▶ **TEXTO SELECIONADO**:
Neste contexto, aproximam-se velhas e novas questões sobre os mutirões. A problemática do sobretrabalho reaparece e se agrava pela situação de erosão do mercado de trabalho em vários dos assentamentos e ocupações, em que a relação entre o trabalho mutirante e a excepcionalidade do trabalho formal são condições diretamente relacionadas.

Sobre isso é necessário destacar as questões problemáticas no mutirão. Oliveira (2006), retornando ao tema, quase vinte anos depois, afirma que o conflito se publiciza antes do mutirão, quando os movimentos reivindicam a moradia; mas, quando o mutirão acontece, o conflito se privatiza. Essa privatização do conflito não ocorre porque o mutirante irá construir sua casa, mas porque o trabalho executado se tornará invisível.

Esse trabalho invisível é a questão mais relevante e problemática do mutirão como política habitacional. O trabalho do mutirante não apenas não pode ser mensurado ou contabilizado, como não possui estatuto político ou jurídico. Assim, nos custos finais da produção da moradia por mutirão, o custo do trabalho desaparece. Esse trabalho é invisibilizado pelos órgãos financiadores e pelos movimentos de moradia e não é visto pelos mutirantes como trabalho.

Esse problema aparece na dimensão temporal do mutirão, pois os mutirantes em momento algum são donos do seu próprio tempo e dependem sempre de outro que o controla e que detém esse poder (Bessin, 1999). É comum que os mutirões se desenvolvam em vários anos, resultado dos atrasos e sucessivas paralisações nas liberações das parcelas pelos poderes públicos, o que obriga, muitas vezes, as associações a percorrerem os labirínticos corredores do Estado e os mutirantes a absorverem privadamente os custos dos longos anos de duração da obra. Carvalho, ao calcular o investimento das famílias para conclusão das unidades no momento que as obras dos mutirões foram completamente paralisadas no governo malufista e retomadas somente anos depois, aponta um montante de 50% do valor do financiamento que as famílias investiram para concluir a casa. Esse valor, no entanto, desaparece como valor investido pelas famílias, pois a variável tempo desaparece como valor do trabalho mutirante.

Essa "confluência perversa" (Dagnino; Olvera; Panfichi, 2006) entre uma política do campo da autonomia e da participação com as políticas de ajuste fiscal e retração de direitos configurou o novo quadro em que se inserem os mutirões autogestionários. Além das questões relativas ao sobretrabalho e à invisibilização do trabalho, vem à tona o problema da participação e de sua funcionalização para as políticas de exceção embutidas no mutirão. (Oliveira, 2006)

Mesmo o projeto participativo, relacionado à dimensão do trabalho do arquiteto, da possibilidade de democratização da relação do morador com a casa é relativizado, na medida em que as condicionantes técnicas e o repertório dos mutirantes determinam o campo restrito de possibilidades e tipologias.

O impressionante não é que a passagem sobreviva. O elemento mais perturbador é que sobreviva como realidade agravada pelo contexto político que funcionalizou ainda mais o mutirão como "política de exceção". Assim, podemos dizer que o mutirão se consolida como "boa prática" em contexto de "confluência perversa", em que uma política do campo da autonomia se afirma em sua heteronomia.

▶ **DADOS FORNECIDOS**:
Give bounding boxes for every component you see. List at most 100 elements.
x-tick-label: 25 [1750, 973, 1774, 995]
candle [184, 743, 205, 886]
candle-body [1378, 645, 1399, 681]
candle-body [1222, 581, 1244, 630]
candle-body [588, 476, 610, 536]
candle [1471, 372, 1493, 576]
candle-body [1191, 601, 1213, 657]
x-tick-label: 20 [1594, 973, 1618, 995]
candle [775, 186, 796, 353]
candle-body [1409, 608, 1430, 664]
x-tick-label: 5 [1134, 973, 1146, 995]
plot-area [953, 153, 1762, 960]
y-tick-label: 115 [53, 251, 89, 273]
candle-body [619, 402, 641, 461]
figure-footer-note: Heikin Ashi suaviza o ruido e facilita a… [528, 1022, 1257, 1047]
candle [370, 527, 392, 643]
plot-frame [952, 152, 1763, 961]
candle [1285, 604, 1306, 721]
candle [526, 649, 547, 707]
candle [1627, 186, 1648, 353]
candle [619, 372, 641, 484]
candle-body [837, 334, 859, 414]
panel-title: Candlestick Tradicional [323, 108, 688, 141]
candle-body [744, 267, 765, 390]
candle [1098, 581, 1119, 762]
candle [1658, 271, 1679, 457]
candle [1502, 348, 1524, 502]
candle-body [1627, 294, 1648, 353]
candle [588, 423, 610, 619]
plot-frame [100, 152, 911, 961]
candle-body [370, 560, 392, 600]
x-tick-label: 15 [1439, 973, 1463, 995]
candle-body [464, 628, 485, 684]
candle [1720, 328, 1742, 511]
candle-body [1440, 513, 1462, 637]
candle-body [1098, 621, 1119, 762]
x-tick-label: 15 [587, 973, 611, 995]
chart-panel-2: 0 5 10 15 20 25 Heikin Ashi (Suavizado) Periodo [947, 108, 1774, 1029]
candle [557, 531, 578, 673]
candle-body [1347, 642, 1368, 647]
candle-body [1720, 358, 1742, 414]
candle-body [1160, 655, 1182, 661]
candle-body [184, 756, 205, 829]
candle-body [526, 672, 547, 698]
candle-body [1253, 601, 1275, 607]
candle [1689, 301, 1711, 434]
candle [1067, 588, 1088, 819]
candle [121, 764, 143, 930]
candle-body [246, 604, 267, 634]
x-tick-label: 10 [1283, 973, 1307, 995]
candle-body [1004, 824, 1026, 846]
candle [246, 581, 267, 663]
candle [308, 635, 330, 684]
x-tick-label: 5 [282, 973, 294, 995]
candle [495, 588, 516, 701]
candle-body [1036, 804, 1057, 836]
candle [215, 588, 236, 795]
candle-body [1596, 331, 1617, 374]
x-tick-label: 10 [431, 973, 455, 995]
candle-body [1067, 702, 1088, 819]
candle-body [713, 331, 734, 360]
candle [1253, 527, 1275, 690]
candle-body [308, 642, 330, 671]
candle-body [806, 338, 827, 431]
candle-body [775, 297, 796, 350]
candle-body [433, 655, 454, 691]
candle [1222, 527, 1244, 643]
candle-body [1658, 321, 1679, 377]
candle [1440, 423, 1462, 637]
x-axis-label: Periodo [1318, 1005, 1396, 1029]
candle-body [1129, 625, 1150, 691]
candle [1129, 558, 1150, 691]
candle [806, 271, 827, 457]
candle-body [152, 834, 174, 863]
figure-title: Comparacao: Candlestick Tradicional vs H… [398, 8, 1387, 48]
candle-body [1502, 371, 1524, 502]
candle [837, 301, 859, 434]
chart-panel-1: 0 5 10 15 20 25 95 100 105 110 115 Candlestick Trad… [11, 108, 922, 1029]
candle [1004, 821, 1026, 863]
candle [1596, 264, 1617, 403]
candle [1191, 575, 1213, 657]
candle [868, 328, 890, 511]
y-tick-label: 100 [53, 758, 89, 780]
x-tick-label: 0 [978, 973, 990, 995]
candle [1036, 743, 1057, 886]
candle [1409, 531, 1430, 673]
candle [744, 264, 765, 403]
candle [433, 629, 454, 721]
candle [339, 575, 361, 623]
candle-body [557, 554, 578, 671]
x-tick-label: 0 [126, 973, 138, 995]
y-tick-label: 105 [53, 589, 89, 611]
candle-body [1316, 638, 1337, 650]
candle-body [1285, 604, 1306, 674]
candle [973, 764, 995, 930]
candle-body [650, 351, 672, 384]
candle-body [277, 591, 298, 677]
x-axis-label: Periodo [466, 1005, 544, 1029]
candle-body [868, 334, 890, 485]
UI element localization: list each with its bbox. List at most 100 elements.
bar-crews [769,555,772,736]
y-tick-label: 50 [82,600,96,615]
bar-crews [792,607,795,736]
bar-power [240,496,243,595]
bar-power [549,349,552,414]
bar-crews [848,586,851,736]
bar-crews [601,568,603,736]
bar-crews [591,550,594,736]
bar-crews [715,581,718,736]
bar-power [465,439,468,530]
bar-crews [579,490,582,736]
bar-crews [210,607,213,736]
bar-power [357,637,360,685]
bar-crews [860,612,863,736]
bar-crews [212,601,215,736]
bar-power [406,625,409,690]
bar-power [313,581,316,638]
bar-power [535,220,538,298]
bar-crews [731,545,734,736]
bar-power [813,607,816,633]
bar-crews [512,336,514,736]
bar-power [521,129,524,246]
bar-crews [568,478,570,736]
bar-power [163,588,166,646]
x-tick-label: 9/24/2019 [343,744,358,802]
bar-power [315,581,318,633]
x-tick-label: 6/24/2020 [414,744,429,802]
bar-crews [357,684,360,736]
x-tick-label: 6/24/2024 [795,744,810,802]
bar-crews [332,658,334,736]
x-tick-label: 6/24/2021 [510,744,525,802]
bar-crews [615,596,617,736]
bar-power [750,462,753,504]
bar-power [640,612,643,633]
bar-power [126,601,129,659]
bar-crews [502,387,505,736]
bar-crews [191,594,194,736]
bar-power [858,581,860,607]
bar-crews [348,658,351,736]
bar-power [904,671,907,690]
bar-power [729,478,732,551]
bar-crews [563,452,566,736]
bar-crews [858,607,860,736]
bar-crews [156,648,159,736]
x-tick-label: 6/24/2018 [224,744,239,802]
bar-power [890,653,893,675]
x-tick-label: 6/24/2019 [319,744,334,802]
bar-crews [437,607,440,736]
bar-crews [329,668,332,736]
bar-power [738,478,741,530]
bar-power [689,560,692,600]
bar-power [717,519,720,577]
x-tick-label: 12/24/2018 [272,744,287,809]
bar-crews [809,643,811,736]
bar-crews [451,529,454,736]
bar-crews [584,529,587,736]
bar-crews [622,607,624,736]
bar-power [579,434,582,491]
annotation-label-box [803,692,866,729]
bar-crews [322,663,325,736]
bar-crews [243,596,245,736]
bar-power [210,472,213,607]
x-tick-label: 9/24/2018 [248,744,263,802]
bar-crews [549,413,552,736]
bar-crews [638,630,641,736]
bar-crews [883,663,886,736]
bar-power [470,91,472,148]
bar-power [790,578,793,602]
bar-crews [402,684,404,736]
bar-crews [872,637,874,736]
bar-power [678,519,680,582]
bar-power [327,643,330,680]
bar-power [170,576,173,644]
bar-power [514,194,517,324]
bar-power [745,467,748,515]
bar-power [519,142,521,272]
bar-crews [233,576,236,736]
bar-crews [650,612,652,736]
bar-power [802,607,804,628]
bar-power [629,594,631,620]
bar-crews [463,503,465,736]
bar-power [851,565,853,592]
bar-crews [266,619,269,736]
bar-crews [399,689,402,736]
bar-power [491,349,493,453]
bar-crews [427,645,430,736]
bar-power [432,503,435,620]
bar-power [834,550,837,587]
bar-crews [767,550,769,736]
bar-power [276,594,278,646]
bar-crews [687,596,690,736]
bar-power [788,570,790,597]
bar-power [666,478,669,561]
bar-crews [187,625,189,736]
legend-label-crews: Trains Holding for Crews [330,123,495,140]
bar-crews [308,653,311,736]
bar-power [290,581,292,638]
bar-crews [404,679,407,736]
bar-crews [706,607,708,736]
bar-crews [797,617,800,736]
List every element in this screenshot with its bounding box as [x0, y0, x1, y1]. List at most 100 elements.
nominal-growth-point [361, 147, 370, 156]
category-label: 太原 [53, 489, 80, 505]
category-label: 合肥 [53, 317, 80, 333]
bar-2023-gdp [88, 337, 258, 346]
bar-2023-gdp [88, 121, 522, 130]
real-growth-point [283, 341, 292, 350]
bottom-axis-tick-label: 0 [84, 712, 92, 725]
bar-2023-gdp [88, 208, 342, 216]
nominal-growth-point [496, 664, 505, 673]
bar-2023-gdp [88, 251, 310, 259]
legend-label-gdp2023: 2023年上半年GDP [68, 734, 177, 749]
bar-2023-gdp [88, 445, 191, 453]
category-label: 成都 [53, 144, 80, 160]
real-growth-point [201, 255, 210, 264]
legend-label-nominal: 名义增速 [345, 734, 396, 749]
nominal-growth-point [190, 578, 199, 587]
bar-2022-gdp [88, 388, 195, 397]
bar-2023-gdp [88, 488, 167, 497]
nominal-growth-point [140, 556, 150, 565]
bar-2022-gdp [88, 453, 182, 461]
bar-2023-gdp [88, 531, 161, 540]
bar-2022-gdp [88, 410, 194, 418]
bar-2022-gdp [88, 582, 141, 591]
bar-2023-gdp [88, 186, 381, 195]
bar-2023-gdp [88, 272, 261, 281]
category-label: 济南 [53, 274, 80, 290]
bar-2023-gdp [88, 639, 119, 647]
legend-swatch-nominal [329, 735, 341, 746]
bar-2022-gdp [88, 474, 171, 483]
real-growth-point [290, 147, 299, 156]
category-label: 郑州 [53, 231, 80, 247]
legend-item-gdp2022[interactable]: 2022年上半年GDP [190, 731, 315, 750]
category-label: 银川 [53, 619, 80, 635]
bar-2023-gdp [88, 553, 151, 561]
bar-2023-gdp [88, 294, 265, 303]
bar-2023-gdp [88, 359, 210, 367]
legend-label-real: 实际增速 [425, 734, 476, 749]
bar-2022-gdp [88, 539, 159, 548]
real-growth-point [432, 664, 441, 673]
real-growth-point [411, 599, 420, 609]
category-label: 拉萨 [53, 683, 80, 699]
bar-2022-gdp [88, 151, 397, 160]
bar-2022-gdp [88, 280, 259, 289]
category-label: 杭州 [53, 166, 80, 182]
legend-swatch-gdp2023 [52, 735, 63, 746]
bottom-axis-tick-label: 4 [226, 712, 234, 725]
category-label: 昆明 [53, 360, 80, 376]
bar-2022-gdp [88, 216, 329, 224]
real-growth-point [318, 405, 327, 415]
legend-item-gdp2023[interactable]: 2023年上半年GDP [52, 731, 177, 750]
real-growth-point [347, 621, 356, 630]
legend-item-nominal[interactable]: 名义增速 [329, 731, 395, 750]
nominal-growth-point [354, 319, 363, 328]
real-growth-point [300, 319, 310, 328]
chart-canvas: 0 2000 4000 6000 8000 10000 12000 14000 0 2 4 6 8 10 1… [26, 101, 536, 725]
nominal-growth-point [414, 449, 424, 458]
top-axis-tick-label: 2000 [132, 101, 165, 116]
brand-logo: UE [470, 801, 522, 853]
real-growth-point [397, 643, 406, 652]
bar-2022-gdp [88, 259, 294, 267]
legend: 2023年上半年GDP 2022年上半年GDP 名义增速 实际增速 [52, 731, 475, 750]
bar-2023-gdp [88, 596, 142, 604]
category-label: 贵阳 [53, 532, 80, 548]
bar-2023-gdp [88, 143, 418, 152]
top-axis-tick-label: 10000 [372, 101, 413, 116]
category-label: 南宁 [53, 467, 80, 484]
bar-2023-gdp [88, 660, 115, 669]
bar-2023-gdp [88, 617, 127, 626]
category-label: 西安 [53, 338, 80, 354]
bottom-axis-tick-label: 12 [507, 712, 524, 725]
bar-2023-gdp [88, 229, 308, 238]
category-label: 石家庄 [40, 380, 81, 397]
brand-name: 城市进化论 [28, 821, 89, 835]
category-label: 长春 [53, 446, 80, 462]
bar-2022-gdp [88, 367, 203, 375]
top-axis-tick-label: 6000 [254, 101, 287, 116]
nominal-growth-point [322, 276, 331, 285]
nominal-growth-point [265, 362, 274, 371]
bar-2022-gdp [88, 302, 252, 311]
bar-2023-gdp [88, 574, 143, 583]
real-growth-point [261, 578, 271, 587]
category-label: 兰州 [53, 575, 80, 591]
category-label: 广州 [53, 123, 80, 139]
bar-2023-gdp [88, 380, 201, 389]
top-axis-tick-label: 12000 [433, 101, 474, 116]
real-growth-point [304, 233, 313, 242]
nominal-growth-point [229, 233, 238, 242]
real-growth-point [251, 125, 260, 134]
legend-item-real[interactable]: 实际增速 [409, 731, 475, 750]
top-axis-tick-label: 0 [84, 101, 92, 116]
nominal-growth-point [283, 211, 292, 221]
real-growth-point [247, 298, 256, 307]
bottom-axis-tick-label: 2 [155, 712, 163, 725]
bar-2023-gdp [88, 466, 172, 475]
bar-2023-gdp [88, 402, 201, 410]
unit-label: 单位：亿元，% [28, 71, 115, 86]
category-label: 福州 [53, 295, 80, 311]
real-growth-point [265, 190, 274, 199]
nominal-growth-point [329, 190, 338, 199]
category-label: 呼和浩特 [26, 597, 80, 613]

▶ **TAREFAS DO EXERCÍCIO**:
1. Responda, com base no texto sobre os mutirões:
(a) Segundo Oliveira (2006), em que momento o conflito se privatiza?
(b) Segundo o cálculo de Carvalho, que parcela do valor do financiamento as famílias investiram para concluir a casa?
(c) Por quem o trabalho do mutirante é invisibilizado?
2. Como você resumiria o texto sobre os mutirões em duas frases?
3. Dê sequência ao texto sobre os mutirões a partir da última frase apresentada.

▶ **RESPOSTAS DO EXERCÍCIO**:
1.
(a) Quando o mutirão acontece.
(b) Um montante de 50% do valor do financiamento.
(c) Pelos órgãos financiadores e pelos movimentos de moradia.

2. O trabalho do mutirante é invisível, pois não pode ser mensurado ou contabilizado, não possui estatuto político ou jurídico, desaparece dos custos finais da moradia e nem os próprios mutirantes o veem como trabalho. Como as obras se arrastam por anos, os mutirantes absorvem privadamente os custos, e o mutirão se consolida como "boa prática" num contexto de "confluência perversa", em que uma política do campo da autonomia se afirma em sua heteronomia.

3.
A JUTA VISTA DE BAIXO: a vida depois do mutirão

O retorno à Juta depois de alguns anos faz com que seja inevitável o estranhamento. A primeira constatação é que o entorno não é mais vazio, e a antiga gleba avança para um processo de ocupação a partir da construção de vários conjuntos habitacionais em modalidades diversas pela CDHU. A segunda constatação é o desencontro de várias pessoas que saíram do conjunto e não moram mais lá. A rotatividade atinge 30% dos moradores e várias pessoas do núcleo originário de 160 famílias já não residem no local.

Mas o estranhamento principal são as relações estabelecidas com o entorno e dos moradores entre si. O período dos batalhadores que fizeram os apartamentos com as próprias mãos passou para outra fase, em que a "vocação" da associação de construção de casas por mutirão é substituída, gradativamente, pelo trabalho com criança e adolescente, decorrente dos vários programas sociais presentes no bairro e que são dirigidas para esse "público-alvo".

A ideologia do sacrifício

É a partir da "narrativa do sacrifício" que Ana organiza seu percurso: da decisão em procurar o mutirão para esquecer uma desilusão; da disposição em participar durante três anos, aos domingos, das reuniões do grupo de origem na paróquia São João do Brás com mais de duzentas famílias; do sorteio e ingresso na demanda mais rápida, mas em lugar distante; da entrada na terra, lugar cheio de barro, "deserto", para onde ninguém queria ir; do sacrifício do mutirão, do trabalho pesado no canteiro de obras, das novas responsabilidades diante dos demais mutirantes, ao assumir a coordenação; das idas e vindas da obra, que durou seis anos, de "segunda a segunda" como mutirante, coordenadora e compradora da obra. A narrativa da trajetória de Ana é organizada por esse sofrimento.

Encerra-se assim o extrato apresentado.